## START

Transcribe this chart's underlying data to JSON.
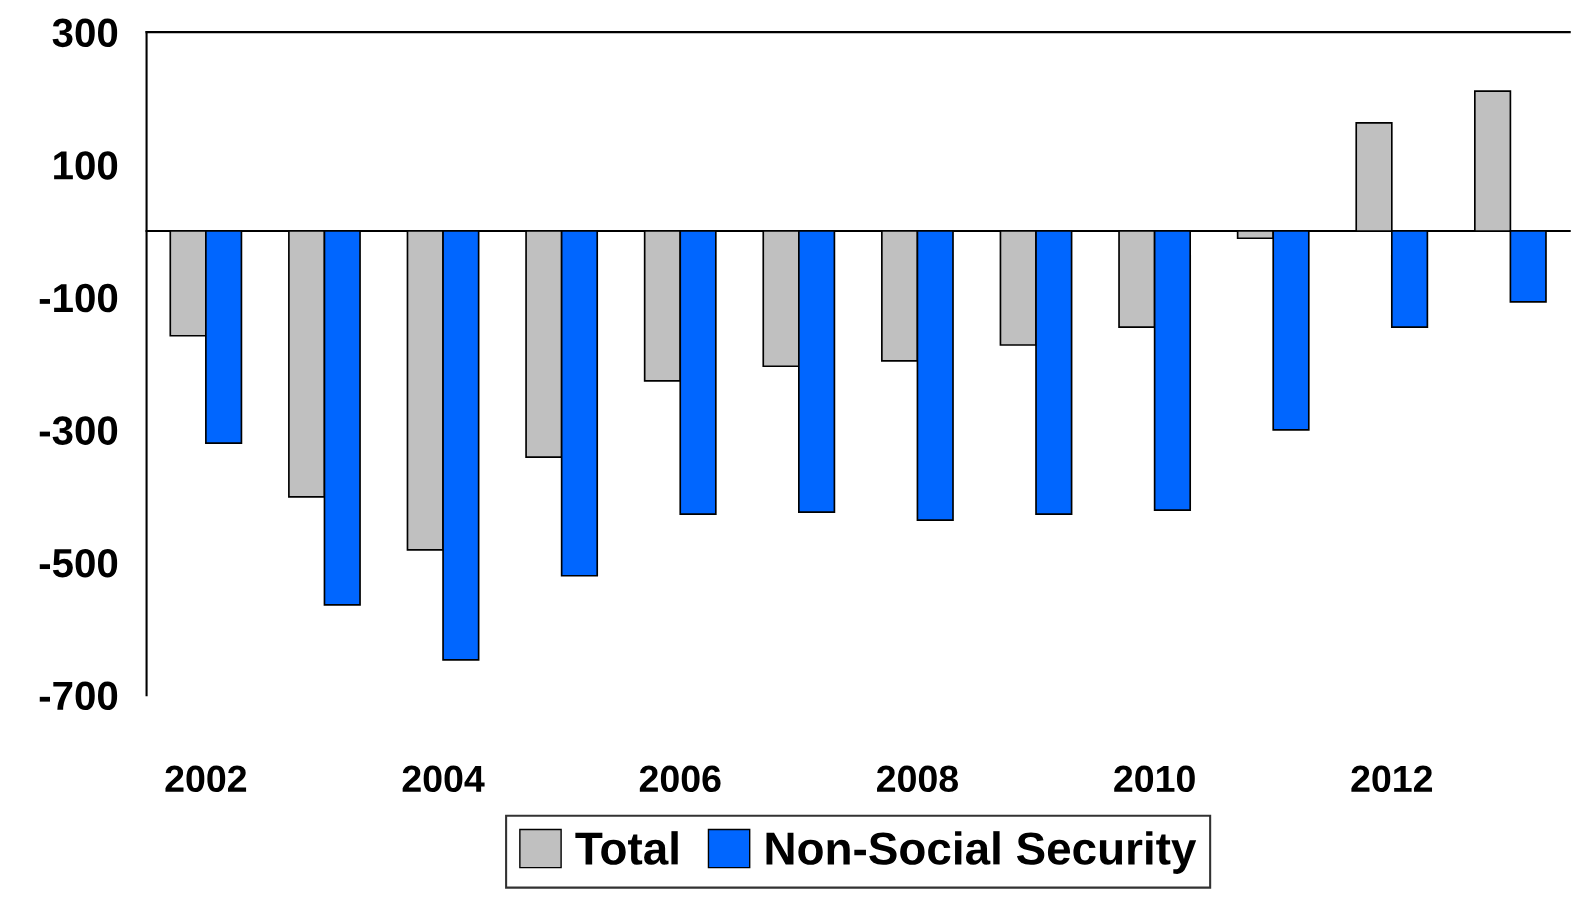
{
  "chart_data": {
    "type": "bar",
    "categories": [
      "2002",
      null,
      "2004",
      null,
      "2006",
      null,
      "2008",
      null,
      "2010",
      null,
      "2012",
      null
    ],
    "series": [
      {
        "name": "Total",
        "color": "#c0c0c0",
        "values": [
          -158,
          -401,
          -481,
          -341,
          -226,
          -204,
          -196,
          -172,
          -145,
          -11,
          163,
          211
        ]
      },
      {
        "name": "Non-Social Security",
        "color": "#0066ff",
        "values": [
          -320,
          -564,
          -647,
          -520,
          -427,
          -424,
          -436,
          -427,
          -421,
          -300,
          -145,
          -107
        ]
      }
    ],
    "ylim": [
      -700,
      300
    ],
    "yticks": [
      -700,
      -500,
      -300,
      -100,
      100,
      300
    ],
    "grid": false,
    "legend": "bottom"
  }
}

## END

GOAL — Do not include the images; transcribe the rest of the listing exactly.

REPLY —
Transcribe this chart's underlying data to JSON.
{
  "chart_data": {
    "type": "bar",
    "categories": [
      "2002",
      null,
      "2004",
      null,
      "2006",
      null,
      "2008",
      null,
      "2010",
      null,
      "2012",
      null
    ],
    "series": [
      {
        "name": "Total",
        "color": "#c0c0c0",
        "values": [
          -158,
          -401,
          -481,
          -341,
          -226,
          -204,
          -196,
          -172,
          -145,
          -11,
          163,
          211
        ]
      },
      {
        "name": "Non-Social Security",
        "color": "#0066ff",
        "values": [
          -320,
          -564,
          -647,
          -520,
          -427,
          -424,
          -436,
          -427,
          -421,
          -300,
          -145,
          -107
        ]
      }
    ],
    "ylim": [
      -700,
      300
    ],
    "yticks": [
      -700,
      -500,
      -300,
      -100,
      100,
      300
    ],
    "grid": false,
    "legend": "bottom"
  }
}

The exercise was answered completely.